What the task requires:
List all lines in the material below that contain "type".

--- start Input data ---

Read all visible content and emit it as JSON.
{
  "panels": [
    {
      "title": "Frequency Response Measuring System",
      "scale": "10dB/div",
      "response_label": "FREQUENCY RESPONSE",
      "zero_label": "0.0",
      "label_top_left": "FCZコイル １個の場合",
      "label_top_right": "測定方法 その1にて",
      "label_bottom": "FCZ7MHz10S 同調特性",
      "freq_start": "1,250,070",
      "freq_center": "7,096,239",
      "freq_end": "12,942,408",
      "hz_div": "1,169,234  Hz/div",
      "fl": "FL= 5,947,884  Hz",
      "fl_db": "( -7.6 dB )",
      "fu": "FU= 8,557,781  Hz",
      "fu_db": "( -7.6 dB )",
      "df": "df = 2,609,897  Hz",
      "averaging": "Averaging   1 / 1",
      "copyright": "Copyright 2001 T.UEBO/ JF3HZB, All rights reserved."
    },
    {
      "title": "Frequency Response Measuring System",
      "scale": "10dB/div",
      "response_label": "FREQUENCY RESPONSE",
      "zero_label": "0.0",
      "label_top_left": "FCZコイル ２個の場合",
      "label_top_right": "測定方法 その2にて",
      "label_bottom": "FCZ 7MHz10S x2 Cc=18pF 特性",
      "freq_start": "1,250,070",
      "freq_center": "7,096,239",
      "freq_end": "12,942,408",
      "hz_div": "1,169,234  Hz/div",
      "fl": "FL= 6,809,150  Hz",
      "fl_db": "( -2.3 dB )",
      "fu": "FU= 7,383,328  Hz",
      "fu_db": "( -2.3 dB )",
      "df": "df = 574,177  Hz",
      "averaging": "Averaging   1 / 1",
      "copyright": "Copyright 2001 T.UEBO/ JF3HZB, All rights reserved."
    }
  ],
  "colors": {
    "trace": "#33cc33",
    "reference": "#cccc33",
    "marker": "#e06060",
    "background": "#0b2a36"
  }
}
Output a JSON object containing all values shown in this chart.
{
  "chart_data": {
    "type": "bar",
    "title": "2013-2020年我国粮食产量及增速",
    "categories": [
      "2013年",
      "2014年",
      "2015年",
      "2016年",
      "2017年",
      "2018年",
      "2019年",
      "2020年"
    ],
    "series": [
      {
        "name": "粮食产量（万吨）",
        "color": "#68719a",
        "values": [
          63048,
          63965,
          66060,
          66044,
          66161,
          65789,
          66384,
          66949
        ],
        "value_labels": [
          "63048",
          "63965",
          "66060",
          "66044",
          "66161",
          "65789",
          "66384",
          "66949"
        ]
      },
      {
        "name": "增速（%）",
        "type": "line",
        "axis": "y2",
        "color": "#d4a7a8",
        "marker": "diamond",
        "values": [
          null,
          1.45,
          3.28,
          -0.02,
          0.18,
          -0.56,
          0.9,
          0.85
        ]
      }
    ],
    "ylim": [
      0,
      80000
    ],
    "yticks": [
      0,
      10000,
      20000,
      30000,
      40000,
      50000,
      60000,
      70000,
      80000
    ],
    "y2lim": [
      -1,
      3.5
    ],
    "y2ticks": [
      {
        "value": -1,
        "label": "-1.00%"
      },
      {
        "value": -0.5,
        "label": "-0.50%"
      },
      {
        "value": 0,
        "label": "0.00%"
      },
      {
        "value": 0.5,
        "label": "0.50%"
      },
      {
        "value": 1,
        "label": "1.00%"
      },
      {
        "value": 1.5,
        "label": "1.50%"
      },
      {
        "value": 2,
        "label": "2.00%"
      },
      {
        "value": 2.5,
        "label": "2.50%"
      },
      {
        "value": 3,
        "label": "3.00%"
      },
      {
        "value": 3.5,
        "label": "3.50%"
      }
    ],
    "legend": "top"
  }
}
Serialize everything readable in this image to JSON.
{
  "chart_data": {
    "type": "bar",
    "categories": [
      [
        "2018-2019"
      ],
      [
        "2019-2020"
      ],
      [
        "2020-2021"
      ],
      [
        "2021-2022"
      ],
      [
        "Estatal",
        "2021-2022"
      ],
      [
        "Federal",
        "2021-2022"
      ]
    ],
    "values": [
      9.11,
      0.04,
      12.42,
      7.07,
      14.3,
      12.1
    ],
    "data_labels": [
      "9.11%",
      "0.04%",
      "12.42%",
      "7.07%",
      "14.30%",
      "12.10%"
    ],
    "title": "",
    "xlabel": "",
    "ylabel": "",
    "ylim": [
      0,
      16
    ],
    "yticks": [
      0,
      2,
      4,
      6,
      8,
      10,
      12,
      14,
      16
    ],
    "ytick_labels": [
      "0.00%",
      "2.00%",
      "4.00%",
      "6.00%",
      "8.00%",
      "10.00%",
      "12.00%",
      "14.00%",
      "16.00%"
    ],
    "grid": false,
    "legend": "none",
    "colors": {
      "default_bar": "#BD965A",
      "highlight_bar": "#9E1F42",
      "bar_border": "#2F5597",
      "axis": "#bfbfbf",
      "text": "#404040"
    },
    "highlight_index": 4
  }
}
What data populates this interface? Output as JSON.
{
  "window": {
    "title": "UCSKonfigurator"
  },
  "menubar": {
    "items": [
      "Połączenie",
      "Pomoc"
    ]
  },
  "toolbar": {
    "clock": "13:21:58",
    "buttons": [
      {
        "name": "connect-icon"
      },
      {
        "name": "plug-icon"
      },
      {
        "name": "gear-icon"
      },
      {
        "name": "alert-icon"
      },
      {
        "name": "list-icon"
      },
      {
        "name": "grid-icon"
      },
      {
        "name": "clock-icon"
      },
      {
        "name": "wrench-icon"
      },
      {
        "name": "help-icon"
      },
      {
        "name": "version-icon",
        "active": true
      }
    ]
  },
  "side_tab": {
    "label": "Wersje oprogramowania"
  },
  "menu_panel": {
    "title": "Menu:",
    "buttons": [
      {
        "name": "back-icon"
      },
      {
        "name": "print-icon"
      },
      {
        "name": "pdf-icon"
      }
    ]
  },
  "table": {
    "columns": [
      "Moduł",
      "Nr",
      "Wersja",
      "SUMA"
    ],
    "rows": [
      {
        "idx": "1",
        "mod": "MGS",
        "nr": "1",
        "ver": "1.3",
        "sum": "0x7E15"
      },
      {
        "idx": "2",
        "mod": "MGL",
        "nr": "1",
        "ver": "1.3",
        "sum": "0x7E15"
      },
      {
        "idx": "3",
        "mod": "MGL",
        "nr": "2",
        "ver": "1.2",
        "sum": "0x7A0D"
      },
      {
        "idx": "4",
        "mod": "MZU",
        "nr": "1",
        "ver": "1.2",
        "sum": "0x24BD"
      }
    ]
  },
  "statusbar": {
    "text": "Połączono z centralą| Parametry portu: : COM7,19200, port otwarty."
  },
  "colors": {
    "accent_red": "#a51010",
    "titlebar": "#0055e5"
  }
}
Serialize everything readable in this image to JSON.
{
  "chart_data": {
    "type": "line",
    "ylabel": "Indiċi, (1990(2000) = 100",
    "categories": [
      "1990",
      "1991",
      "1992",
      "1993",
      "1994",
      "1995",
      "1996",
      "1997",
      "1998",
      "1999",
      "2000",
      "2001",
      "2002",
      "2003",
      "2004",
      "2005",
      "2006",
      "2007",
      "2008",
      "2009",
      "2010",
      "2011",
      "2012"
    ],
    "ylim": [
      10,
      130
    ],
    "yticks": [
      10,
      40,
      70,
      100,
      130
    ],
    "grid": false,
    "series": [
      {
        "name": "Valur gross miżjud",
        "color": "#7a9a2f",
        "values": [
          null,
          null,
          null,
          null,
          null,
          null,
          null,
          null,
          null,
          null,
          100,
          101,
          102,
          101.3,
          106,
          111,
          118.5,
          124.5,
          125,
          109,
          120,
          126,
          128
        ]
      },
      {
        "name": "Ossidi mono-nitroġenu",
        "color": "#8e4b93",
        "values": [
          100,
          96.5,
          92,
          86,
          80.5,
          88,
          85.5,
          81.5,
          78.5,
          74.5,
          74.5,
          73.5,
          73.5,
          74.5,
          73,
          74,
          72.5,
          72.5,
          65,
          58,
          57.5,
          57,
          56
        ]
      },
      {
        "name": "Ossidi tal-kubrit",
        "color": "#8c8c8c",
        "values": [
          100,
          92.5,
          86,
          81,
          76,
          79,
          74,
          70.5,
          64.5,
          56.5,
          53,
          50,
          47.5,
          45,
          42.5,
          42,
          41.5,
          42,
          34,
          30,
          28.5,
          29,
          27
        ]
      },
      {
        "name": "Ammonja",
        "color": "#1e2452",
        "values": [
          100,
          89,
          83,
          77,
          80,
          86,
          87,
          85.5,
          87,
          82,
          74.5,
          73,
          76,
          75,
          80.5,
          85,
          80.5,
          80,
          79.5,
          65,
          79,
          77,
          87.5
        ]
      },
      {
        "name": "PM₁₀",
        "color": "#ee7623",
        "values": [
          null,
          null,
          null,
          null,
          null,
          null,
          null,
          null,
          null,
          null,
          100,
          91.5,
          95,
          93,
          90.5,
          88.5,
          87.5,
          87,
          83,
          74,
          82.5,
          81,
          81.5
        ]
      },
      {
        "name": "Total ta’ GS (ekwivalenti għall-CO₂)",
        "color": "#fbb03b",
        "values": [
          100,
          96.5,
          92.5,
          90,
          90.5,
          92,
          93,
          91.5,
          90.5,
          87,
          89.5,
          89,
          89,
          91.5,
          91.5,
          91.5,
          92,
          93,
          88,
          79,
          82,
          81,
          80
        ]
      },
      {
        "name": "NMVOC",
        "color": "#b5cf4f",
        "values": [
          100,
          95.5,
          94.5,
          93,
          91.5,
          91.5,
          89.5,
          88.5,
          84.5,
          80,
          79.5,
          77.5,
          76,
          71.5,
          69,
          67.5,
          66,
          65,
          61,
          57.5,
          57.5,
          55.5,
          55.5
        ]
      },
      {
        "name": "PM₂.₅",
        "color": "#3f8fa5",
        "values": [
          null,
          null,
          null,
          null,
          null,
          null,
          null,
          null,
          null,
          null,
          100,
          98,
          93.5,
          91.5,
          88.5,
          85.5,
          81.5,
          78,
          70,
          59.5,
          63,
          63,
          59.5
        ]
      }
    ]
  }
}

--- end Input data ---

Response to this task:
    "type": "bar",
        "type": "line",
    "type": "bar",
    "type": "line",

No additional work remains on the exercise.